# [Exercise objective]
Reading the records below, find how many lines include the word "enkele" and give that number alone.

Extracted records
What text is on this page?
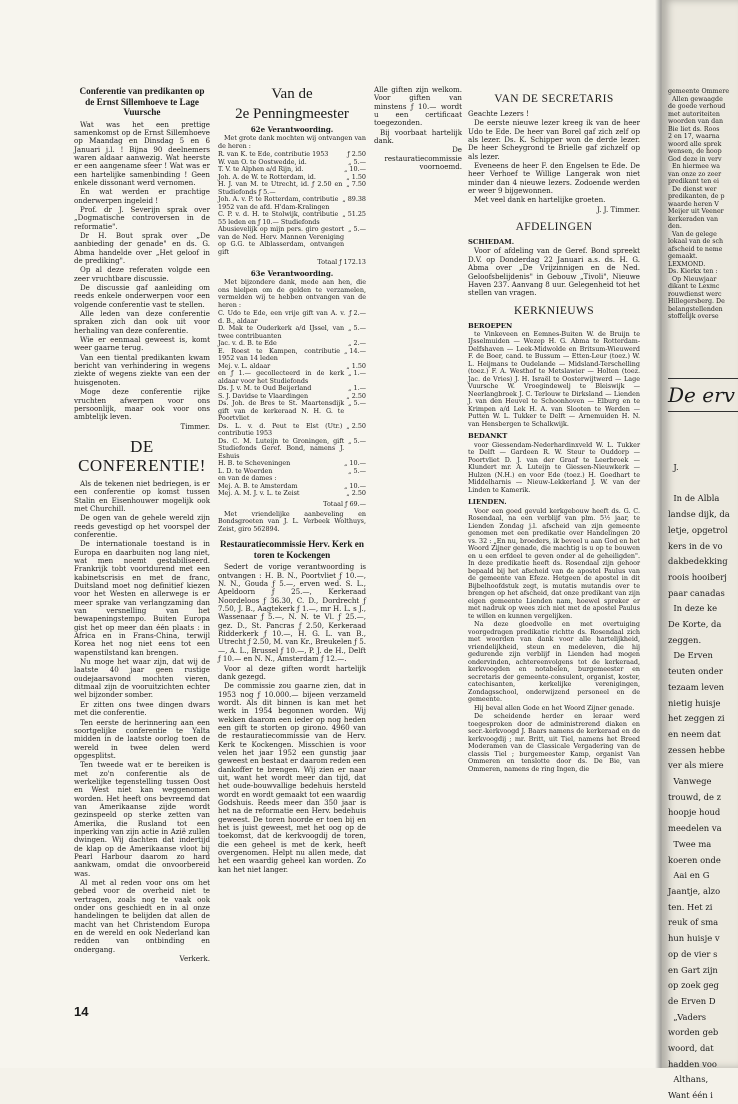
Conferentie van predikanten op de Ernst Sillemhoeve te Lage Vuursche

Wat was het een prettige samenkomst op de Ernst Sillemhoeve op Maandag en Dinsdag 5 en 6 Januari j.l. ! Bijna 90 deelnemers waren aldaar aanwezig. Wat heerste er een aangename sfeer ! Wat was er een hartelijke samenbinding ! Geen enkele dissonant werd vernomen.

En wat werden er prachtige onderwerpen ingeleid !

Prof. dr J. Severijn sprak over „Dogmatische controversen in de reformatie".

Dr H. Bout sprak over „De aanbieding der genade" en ds. G. Abma handelde over „Het geloof in de prediking".

Op al deze referaten volgde een zeer vruchtbare discussie.

De discussie gaf aanleiding om reeds enkele onderwerpen voor een volgende conferentie vast te stellen.

Alle leden van deze conferentie spraken zich dan ook uit voor herhaling van deze conferentie.

Wie er eenmaal geweest is, komt weer gaarne terug.

Van een tiental predikanten kwam bericht van verhindering in wegens ziekte of wegens ziekte van een der huisgenoten.

Moge deze conferentie rijke vruchten afwerpen voor ons persoonlijk, maar ook voor ons ambtelijk leven.

Timmer.

DE CONFERENTIE!

Als de tekenen niet bedriegen, is er een conferentie op komst tussen Stalin en Eisenhouwer mogelijk ook met Churchill.

De ogen van de gehele wereld zijn reeds gevestigd op het voorspel der conferentie.

De internationale toestand is in Europa en daarbuiten nog lang niet, wat men noemt gestabiliseerd. Frankrijk tobt voortdurend met een kabinetscrisis en met de franc, Duitsland moet nog definitief kiezen voor het Westen en allerwege is er meer sprake van verlangzaming dan van versnelling van het bewapeningstempo. Buiten Europa gist het op meer dan één plaats : in Africa en in Frans-China, terwijl Korea het nog niet eens tot een wapenstilstand kan brengen.

Nu moge het waar zijn, dat wij de laatste 40 jaar geen rustige oudejaarsavond mochten vieren, ditmaal zijn de vooruitzichten echter wel bijzonder somber.

Er zitten ons twee dingen dwars met die conferentie.

Ten eerste de herinnering aan een soortgelijke conferentie te Yalta midden in de laatste oorlog toen de wereld in twee delen werd opgesplitst.

Ten tweede wat er te bereiken is met zo'n conferentie als de werkelijke tegenstelling tussen Oost en West niet kan weggenomen worden. Het heeft ons bevreemd dat van Amerikaanse zijde wordt gezinspeeld op sterke zetten van Amerika, die Rusland tot een inperking van zijn actie in Azië zullen dwingen. Wij dachten dat indertijd de klap op de Amerikaanse vloot bij Pearl Harbour daarom zo hard aankwam, omdat die onvoorbereid was.

Al met al reden voor ons om het gebed voor de overheid niet te vertragen, zoals nog te vaak ook onder ons geschiedt en in al onze handelingen te belijden dat allen de macht van het Christendom Europa en de wereld en ook Nederland kan redden van ontbinding en ondergang.

Verkerk.

Van de
2e Penningmeester
62e Verantwoording.

Met grote dank mochten wij ontvangen van de heren :

R. van K. te Ede, contributie 1953	ƒ 2.50
W. van O. te Oostwedde, id.	„ 5.—
T. V. te Alphen a/d Rijn, id.	„ 10.—
Joh. A. de W. te Rotterdam, id.	„ 1.50
H. J. van M. te Utrecht, id. ƒ 2.50 en Studiefonds ƒ 5.—
„ 7.50
Joh. A. v. P. te Rotterdam, contributie 1952 van de afd. H'dam-Kralingen
„ 89.38
C. P. v. d. H. te Stolwijk, contributie 55 leden en ƒ 10.— Studiefonds
„ 51.25
Abusievelijk op mijn pers. giro gestort van de Ned. Herv. Mannen Vereniging op G.G. te Alblasserdam, ontvangen gift
„ 5.—
Totaal ƒ 172.13
63e Verantwoording.

Met bijzondere dank, mede aan hen, die ons hielpen om de gelden te verzamelen, vermelden wij te hebben ontvangen van de heren :

C. Udo te Ede, een vrije gift van A. v. d. B., aldaar
ƒ 2.—
D. Mak te Ouderkerk a/d IJssel, van twee contribuanten
„ 5.—
Jac. v. d. B. te Ede	„ 2.—
E. Roest te Kampen, contributie 1952 van 14 leden
„ 14.—
Mej. v. L. aldaar	„ 1.50
en ƒ 1.— gecollecteerd in de kerk aldaar voor het Studiefonds
„ 1.—
Ds. J. v. M. te Oud Beijerland	„ 1.—
S. J. Davidse te Vlaardingen	„ 2.50
Ds. Joh. de Bres te St. Maartensdijk gift van de kerkeraad N. H. G. te Poortvliet
„ 5.—
Ds. L. v. d. Peut te Elst (Utr.) contributie 1953
„ 2.50
Ds. C. M. Luteijn te Groningen, gift Studiefonds Geref. Bond, namens J. Eshuis
„ 5.—
H. B. te Scheveningen	„ 10.—
L. D. te Woerden	„ 5.—
en van de dames :
Mej. A. B. te Amsterdam	„ 10.—
Mej. A. M. J. v. L. te Zeist	„ 2.50
Totaal ƒ 69.—

Met vriendelijke aanbeveling en Bondsgroeten van J. L. Verbeek Wolthuys, Zeist, giro 562894.

Restauratiecommissie Herv. Kerk en toren te Kockengen

Sedert de vorige verantwoording is ontvangen : H. B. N., Poortvliet ƒ 10.—, N. N., Gouda ƒ 5.—, erven wed. S. L., Apeldoorn ƒ 25.—, Kerkeraad Noordeloos ƒ 36.30, C. D., Dordrecht ƒ 7.50, J. B., Aagtekerk ƒ 1.—, mr H. L. s J., Wassenaar ƒ 5.—, N. N. te Vl. ƒ 25.—, gez. D., St. Pancras ƒ 2.50, Kerkeraad Ridderkerk ƒ 10.—, H. G. L. van B., Utrecht ƒ 2.50, M. van Kr., Breukelen ƒ 5.—, A. L., Brussel ƒ 10.—, P. J. de H., Delft ƒ 10.— en N. N., Amsterdam ƒ 12.—.

Voor al deze giften wordt hartelijk dank gezegd.

De commissie zou gaarne zien, dat in 1953 nog ƒ 10.000.— bijeen verzameld wordt. Als dit binnen is kan met het werk in 1954 begonnen worden. Wij wekken daarom een ieder op nog heden een gift te storten op girono. 4960 van de restauratiecommissie van de Herv. Kerk te Kockengen. Misschien is voor velen het jaar 1952 een gunstig jaar geweest en bestaat er daarom reden een dankoffer te brengen. Wij zien er naar uit, want het wordt meer dan tijd, dat het oude-bouwvallige bedehuis hersteld wordt en wordt gemaakt tot een waardig Godshuis. Reeds meer dan 350 jaar is het na de reformatie een Herv. bedehuis geweest. De toren hoorde er toen bij en het is juist geweest, met het oog op de toekomst, dat de kerkvoogdij de toren, die een geheel is met de kerk, heeft overgenomen. Helpt nu allen mede, dat het een waardig geheel kan worden. Zo kan het niet langer.

Alle giften zijn welkom. Voor giften van minstens ƒ 10.— wordt u een certificaat toegezonden.

Bij voorbaat hartelijk dank.

De restauratiecommissie voornoemd.

VAN DE SECRETARIS

Geachte Lezers !

De eerste nieuwe lezer kreeg ik van de heer Udo te Ede. De heer van Borel gaf zich zelf op als lezer. Ds. K. Schipper won de derde lezer. De heer Scheygrond te Brielle gaf zichzelf op als lezer.

Eveneens de heer F. den Engelsen te Ede. De heer Verhoef te Willige Langerak won niet minder dan 4 nieuwe lezers. Zodoende werden er weer 9 bijgewonnen.

Met veel dank en hartelijke groeten.

J. J. Timmer.

AFDELINGEN
SCHIEDAM.

Voor of afdeling van de Geref. Bond spreekt D.V. op Donderdag 22 Januari a.s. ds. H. G. Abma over „De Vrijzinnigen en de Ned. Geloofsbelijdenis" in Gebouw „Tivoli", Nieuwe Haven 237. Aanvang 8 uur. Gelegenheid tot het stellen van vragen.

KERKNIEUWS
BEROEPEN

te Vinkeveen en Eemnes-Buiten W. de Bruijn te IJsselmuiden — Wezep H. G. Abma te Rotterdam-Delfshaven — Leek-Midwolde en Britsum-Wieuwerd F. de Boer, cand. te Bussum — Etten-Leur (toez.) W. L. Heijmans te Oudelande — Midsland-Terschelling (toez.) F. A. Westhof te Metslawier — Holten (toez. Jac. de Vries) J. H. Israël te Oosterwijtwerd — Lage Vuursche W. Vroegindewelj te Bleiswijk — Neerlangbroek J. C. Terlouw te Dirksland — Lienden J. van den Heuvel te Schoonhoven — Elburg en te Krimpen a/d Lek H. A. van Slooten te Werden — Putten W. L. Tukker te Delft — Arnemuiden H. N. van Hensbergen te Schalkwijk.

BEDANKT

voor Giessendam-Nederhardinxveld W. L. Tukker te Delft — Gardeen R. W. Steur te Ouddorp — Poortvliet D. J. van der Graaf te Leerbroek — Klundert mr. A. Luteijn te Giessen-Nieuwkerk — Hulzen (N.H.) en voor Ede (toez.) H. Goedhart te Middelharnis — Nieuw-Lekkerland J. W. van der Linden te Kamerik.

LIENDEN.

Voor een goed gevuld kerkgebouw heeft ds. G. C. Rosendaal, na een verblijf van plm. 5½ jaar, te Lienden Zondag j.l. afscheid van zijn gemeente genomen met een predikatie over Handelingen 20 vs. 32 : „En nu, broeders, ik beveel u aan God en het Woord Zijner genade, die machtig is u op te bouwen en u een erfdeel te geven onder al de geheiligden". In deze predikatie heeft ds. Rosendaal zijn gehoor bepaald bij het afscheid van de apostel Paulus van de gemeente van Efeze. Hetgeen de apostel in dit Bijbelhoofdstuk zegt, is mutatis mutandis over te brengen op het afscheid, dat onze predikant van zijn eigen gemeente Lienden nam, hoewel spreker er met nadruk op wees zich niet met de apostel Paulus te willen en kunnen vergelijken.

Na deze gloedvolle en met overtuiging voorgedragen predikatie richtte ds. Rosendaal zich met woorden van dank voor alle hartelijkheid, vriendelijkheid, steun en medeleven, die hij gedurende zijn verblijf in Lienden had mogen ondervinden, achtereenvolgens tot de kerkeraad, kerkvoogden en notabelen, burgemeester en secretaris der gemeente-consulent, organist, koster, catechisanten, kerkelijke verenigingen, Zondagsschool, onderwijzend personeel en de gemeente.

Hij beval allen Gode en het Woord Zijner genade.

De scheidende herder en leraar werd toegesproken door de administrerend diaken en secr.-kerkvoogd J. Baars namens de kerkeraad en de kerkvoogdij ; mr. Britt, uit Tiel, namens het Breed Moderamen van de Classicale Vergadering van de classis Tiel ; burgemeester Kamp, organist Van Ommeren en tenslotte door ds. De Bie, van Ommeren, namens de ring Ingen, die

gemeente Ommere
Allen gewaagde
de goede verhoud
met autoriteiten
woorden van dan
Bie liet ds. Roos
2 en 17, waarna
woord alle sprek
wensen, de hoop
God deze in verv
En hiermee wa
van onze zo zeer
predikant ten ei
De dienst wer
predikanten, de p
waarde heren V
Meijer uit Veener
kerkeraden van
den.
Van de gelege
lokaal van de sch
afscheid te neme
gemaakt.
LEXMOND.
Ds. Kierkx ten :
Op Nieuwjaar
dikant te Lexmc
rouwdienst werc
Hillegersberg. De
belangstellenden
stoffelijk overse
De erv
J.

In de Albla
landse dijk, da
letje, opgetrol
kers in de vo
dakbedekking
roois hooiberj
paar canadas
In deze ke
De Korte, da
zeggen.
De Erven
teuten onder
tezaam leven
nietig huisje
het zeggen zi
en neem dat
zessen hebbe
ver als miere
Vanwege
trouwd, de z
hoopje houd
meedelen va
Twee ma
koeren onde
Aai en G
Jaantje, alzo
ten. Het zi
reuk of sma
hun huisje v
op de vier s
en Gart zijn
op zoek geg
de Erven D
„Vaders
worden geb
woord, dat
hadden voo
Althans,
Want één i
14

# [Task solution]
2